Aim » Please report every line from the material that contains the word "specifications".

Data in this exercise »
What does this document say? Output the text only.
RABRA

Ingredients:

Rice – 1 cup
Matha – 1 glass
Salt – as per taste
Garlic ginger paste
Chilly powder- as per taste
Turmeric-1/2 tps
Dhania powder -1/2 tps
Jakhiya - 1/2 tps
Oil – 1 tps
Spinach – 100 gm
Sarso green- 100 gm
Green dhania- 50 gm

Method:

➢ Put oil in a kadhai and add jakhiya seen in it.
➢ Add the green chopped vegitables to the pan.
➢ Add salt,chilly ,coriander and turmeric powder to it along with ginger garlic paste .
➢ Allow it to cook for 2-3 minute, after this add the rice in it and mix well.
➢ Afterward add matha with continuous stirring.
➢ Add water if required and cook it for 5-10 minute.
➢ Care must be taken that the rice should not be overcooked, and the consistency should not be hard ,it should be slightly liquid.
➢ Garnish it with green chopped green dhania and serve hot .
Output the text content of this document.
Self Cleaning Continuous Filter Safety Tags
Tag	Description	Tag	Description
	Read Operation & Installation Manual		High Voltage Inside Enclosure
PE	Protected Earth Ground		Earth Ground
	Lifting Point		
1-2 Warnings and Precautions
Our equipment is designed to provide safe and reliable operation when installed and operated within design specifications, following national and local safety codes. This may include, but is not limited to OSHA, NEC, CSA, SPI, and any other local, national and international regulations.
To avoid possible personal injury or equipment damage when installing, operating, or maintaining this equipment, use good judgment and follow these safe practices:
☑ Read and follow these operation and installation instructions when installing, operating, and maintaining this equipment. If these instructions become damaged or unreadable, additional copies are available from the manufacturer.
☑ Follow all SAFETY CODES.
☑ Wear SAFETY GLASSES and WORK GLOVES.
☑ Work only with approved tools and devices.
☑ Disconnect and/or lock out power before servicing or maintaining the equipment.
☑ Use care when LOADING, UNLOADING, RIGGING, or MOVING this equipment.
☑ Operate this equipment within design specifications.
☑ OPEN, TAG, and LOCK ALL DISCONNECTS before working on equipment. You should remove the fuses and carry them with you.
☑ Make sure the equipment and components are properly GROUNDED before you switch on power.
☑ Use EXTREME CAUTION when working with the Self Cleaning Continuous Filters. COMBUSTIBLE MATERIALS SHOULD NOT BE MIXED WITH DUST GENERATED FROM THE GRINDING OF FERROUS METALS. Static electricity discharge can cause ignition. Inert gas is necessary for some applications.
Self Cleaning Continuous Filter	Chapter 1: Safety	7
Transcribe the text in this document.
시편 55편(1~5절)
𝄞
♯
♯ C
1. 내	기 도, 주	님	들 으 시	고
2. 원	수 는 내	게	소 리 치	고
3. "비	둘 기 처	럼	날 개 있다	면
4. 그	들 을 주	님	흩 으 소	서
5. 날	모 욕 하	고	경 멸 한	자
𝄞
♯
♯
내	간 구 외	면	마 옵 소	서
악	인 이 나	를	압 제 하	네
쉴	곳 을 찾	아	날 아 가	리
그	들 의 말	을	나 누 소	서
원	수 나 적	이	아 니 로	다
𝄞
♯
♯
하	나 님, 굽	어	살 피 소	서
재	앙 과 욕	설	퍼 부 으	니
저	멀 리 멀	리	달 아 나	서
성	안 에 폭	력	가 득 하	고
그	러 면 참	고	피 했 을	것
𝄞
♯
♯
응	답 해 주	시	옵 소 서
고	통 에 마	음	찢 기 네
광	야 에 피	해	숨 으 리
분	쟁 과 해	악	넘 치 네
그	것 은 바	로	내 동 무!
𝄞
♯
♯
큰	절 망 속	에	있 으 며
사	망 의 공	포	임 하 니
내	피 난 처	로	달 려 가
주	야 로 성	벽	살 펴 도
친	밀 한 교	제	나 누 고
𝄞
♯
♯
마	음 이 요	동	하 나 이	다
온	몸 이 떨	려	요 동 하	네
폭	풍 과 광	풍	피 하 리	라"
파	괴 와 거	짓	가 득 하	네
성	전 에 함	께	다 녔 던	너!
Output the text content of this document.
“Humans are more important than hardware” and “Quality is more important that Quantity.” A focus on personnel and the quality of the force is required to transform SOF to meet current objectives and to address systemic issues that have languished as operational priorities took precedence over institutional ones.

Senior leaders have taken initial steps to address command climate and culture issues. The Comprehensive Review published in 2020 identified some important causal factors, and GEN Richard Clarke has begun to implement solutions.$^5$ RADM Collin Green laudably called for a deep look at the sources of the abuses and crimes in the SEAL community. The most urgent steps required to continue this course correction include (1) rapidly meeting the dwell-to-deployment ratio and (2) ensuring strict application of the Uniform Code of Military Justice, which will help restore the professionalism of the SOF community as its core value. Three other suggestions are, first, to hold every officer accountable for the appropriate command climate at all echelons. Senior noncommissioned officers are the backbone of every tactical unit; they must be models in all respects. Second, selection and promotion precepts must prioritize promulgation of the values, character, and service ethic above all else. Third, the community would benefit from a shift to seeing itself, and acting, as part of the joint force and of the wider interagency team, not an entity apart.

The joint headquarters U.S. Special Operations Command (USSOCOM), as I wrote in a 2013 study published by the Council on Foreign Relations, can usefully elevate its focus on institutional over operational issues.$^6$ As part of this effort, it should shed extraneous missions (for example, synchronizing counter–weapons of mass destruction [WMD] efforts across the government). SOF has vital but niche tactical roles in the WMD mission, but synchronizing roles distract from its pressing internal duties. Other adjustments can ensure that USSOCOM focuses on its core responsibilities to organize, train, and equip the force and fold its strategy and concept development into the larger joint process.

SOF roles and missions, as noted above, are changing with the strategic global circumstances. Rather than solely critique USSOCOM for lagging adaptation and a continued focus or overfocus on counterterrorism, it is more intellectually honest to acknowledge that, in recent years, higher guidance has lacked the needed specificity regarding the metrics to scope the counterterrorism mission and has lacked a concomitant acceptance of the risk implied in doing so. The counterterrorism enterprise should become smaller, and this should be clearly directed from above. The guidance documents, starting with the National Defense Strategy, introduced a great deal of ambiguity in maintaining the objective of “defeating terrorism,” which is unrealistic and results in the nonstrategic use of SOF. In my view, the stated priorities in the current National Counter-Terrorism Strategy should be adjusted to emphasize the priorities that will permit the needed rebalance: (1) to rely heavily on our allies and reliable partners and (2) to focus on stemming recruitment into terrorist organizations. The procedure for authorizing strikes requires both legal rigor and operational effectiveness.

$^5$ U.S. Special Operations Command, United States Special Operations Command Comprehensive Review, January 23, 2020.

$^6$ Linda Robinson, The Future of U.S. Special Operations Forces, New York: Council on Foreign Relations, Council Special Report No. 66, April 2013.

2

Output of the exercise »
Our equipment is designed to provide safe and reliable operation when installed and operated within design specifications, following national and local safety codes. This may include, but is not limited to OSHA, NEC, CSA, SPI, and any other local, national and international regulations.
☑ Operate this equipment within design specifications.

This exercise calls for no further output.